**What is needed:** Search the data for the word "Пролетарская" and copy every line where it occurs.

╭─ Data entries

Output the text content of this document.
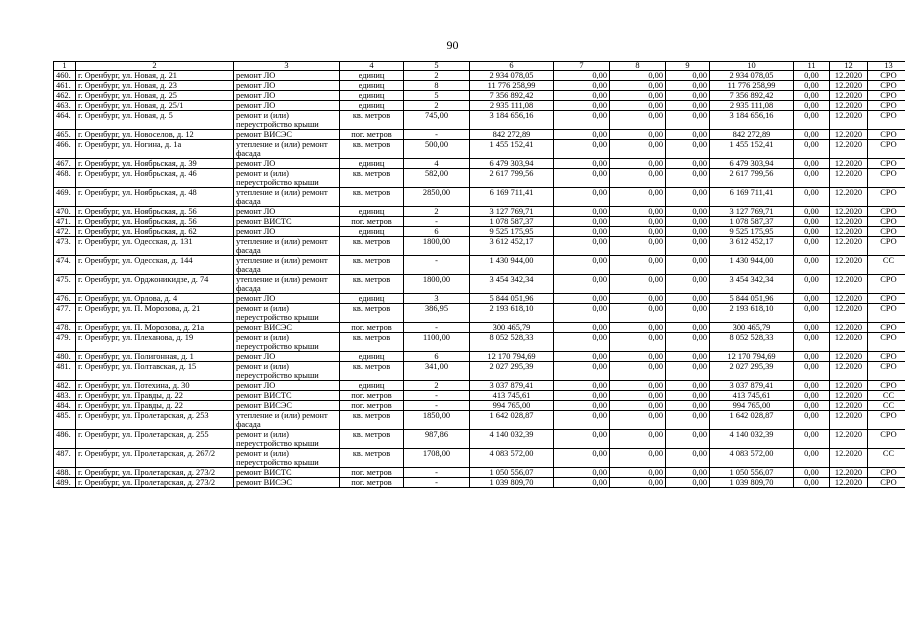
90
1	2	3	4	5	6	7	8	9	10	11	12	13
460.	г. Оренбург, ул. Новая, д. 21	ремонт ЛО	единиц	2	2 934 078,05	0,00	0,00	0,00	2 934 078,05	0,00	12.2020	СРО
461.	г. Оренбург, ул. Новая, д. 23	ремонт ЛО	единиц	8	11 776 258,99	0,00	0,00	0,00	11 776 258,99	0,00	12.2020	СРО
462.	г. Оренбург, ул. Новая, д. 25	ремонт ЛО	единиц	5	7 356 892,42	0,00	0,00	0,00	7 356 892,42	0,00	12.2020	СРО
463.	г. Оренбург, ул. Новая, д. 25/1	ремонт ЛО	единиц	2	2 935 111,08	0,00	0,00	0,00	2 935 111,08	0,00	12.2020	СРО
464.	г. Оренбург, ул. Новая, д. 5	ремонт и (или) переустройство крыши	кв. метров	745,00	3 184 656,16	0,00	0,00	0,00	3 184 656,16	0,00	12.2020	СРО
465.	г. Оренбург, ул. Новоселов, д. 12	ремонт ВИСЭС	пог. метров	-	842 272,89	0,00	0,00	0,00	842 272,89	0,00	12.2020	СРО
466.	г. Оренбург, ул. Ногина, д. 1а	утепление и (или) ремонт фасада	кв. метров	500,00	1 455 152,41	0,00	0,00	0,00	1 455 152,41	0,00	12.2020	СРО
467.	г. Оренбург, ул. Ноябрьская, д. 39	ремонт ЛО	единиц	4	6 479 303,94	0,00	0,00	0,00	6 479 303,94	0,00	12.2020	СРО
468.	г. Оренбург, ул. Ноябрьская, д. 46	ремонт и (или) переустройство крыши	кв. метров	582,00	2 617 799,56	0,00	0,00	0,00	2 617 799,56	0,00	12.2020	СРО
469.	г. Оренбург, ул. Ноябрьская, д. 48	утепление и (или) ремонт фасада	кв. метров	2850,00	6 169 711,41	0,00	0,00	0,00	6 169 711,41	0,00	12.2020	СРО
470.	г. Оренбург, ул. Ноябрьская, д. 56	ремонт ЛО	единиц	2	3 127 769,71	0,00	0,00	0,00	3 127 769,71	0,00	12.2020	СРО
471.	г. Оренбург, ул. Ноябрьская, д. 56	ремонт ВИСТС	пог. метров	-	1 078 587,37	0,00	0,00	0,00	1 078 587,37	0,00	12.2020	СРО
472.	г. Оренбург, ул. Ноябрьская, д. 62	ремонт ЛО	единиц	6	9 525 175,95	0,00	0,00	0,00	9 525 175,95	0,00	12.2020	СРО
473.	г. Оренбург, ул. Одесская, д. 131	утепление и (или) ремонт фасада	кв. метров	1800,00	3 612 452,17	0,00	0,00	0,00	3 612 452,17	0,00	12.2020	СРО
474.	г. Оренбург, ул. Одесская, д. 144	утепление и (или) ремонт фасада	кв. метров	-	1 430 944,00	0,00	0,00	0,00	1 430 944,00	0,00	12.2020	СС
475.	г. Оренбург, ул. Орджоникидзе, д. 74	утепление и (или) ремонт фасада	кв. метров	1800,00	3 454 342,34	0,00	0,00	0,00	3 454 342,34	0,00	12.2020	СРО
476.	г. Оренбург, ул. Орлова, д. 4	ремонт ЛО	единиц	3	5 844 051,96	0,00	0,00	0,00	5 844 051,96	0,00	12.2020	СРО
477.	г. Оренбург, ул. П. Морозова, д. 21	ремонт и (или) переустройство крыши	кв. метров	386,95	2 193 618,10	0,00	0,00	0,00	2 193 618,10	0,00	12.2020	СРО
478.	г. Оренбург, ул. П. Морозова, д. 21а	ремонт ВИСЭС	пог. метров	-	300 465,79	0,00	0,00	0,00	300 465,79	0,00	12.2020	СРО
479.	г. Оренбург, ул. Плеханова, д. 19	ремонт и (или) переустройство крыши	кв. метров	1100,00	8 052 528,33	0,00	0,00	0,00	8 052 528,33	0,00	12.2020	СРО
480.	г. Оренбург, ул. Полигонная, д. 1	ремонт ЛО	единиц	6	12 170 794,69	0,00	0,00	0,00	12 170 794,69	0,00	12.2020	СРО
481.	г. Оренбург, ул. Полтавская, д. 15	ремонт и (или) переустройство крыши	кв. метров	341,00	2 027 295,39	0,00	0,00	0,00	2 027 295,39	0,00	12.2020	СРО
482.	г. Оренбург, ул. Потехина, д. 30	ремонт ЛО	единиц	2	3 037 879,41	0,00	0,00	0,00	3 037 879,41	0,00	12.2020	СРО
483.	г. Оренбург, ул. Правды, д. 22	ремонт ВИСТС	пог. метров	-	413 745,61	0,00	0,00	0,00	413 745,61	0,00	12.2020	СС
484.	г. Оренбург, ул. Правды, д. 22	ремонт ВИСЭС	пог. метров	-	994 765,00	0,00	0,00	0,00	994 765,00	0,00	12.2020	СС
485.	г. Оренбург, ул. Пролетарская, д. 253	утепление и (или) ремонт фасада	кв. метров	1850,00	1 642 028,87	0,00	0,00	0,00	1 642 028,87	0,00	12.2020	СРО
486.	г. Оренбург, ул. Пролетарская, д. 255	ремонт и (или) переустройство крыши	кв. метров	987,86	4 140 032,39	0,00	0,00	0,00	4 140 032,39	0,00	12.2020	СРО
487.	г. Оренбург, ул. Пролетарская, д. 267/2	ремонт и (или) переустройство крыши	кв. метров	1708,00	4 083 572,00	0,00	0,00	0,00	4 083 572,00	0,00	12.2020	СС
488.	г. Оренбург, ул. Пролетарская, д. 273/2	ремонт ВИСТС	пог. метров	-	1 050 556,07	0,00	0,00	0,00	1 050 556,07	0,00	12.2020	СРО
489.	г. Оренбург, ул. Пролетарская, д. 273/2	ремонт ВИСЭС	пог. метров	-	1 039 809,70	0,00	0,00	0,00	1 039 809,70	0,00	12.2020	СРО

╰─

**In response:**
485.	г. Оренбург, ул. Пролетарская, д. 253	утепление и (или) ремонт фасада	кв. метров	1850,00	1 642 028,87	0,00	0,00	0,00	1 642 028,87	0,00	12.2020	СРО
486.	г. Оренбург, ул. Пролетарская, д. 255	ремонт и (или) переустройство крыши	кв. метров	987,86	4 140 032,39	0,00	0,00	0,00	4 140 032,39	0,00	12.2020	СРО
487.	г. Оренбург, ул. Пролетарская, д. 267/2	ремонт и (или) переустройство крыши	кв. метров	1708,00	4 083 572,00	0,00	0,00	0,00	4 083 572,00	0,00	12.2020	СС
488.	г. Оренбург, ул. Пролетарская, д. 273/2	ремонт ВИСТС	пог. метров	-	1 050 556,07	0,00	0,00	0,00	1 050 556,07	0,00	12.2020	СРО
489.	г. Оренбург, ул. Пролетарская, д. 273/2	ремонт ВИСЭС	пог. метров	-	1 039 809,70	0,00	0,00	0,00	1 039 809,70	0,00	12.2020	СРО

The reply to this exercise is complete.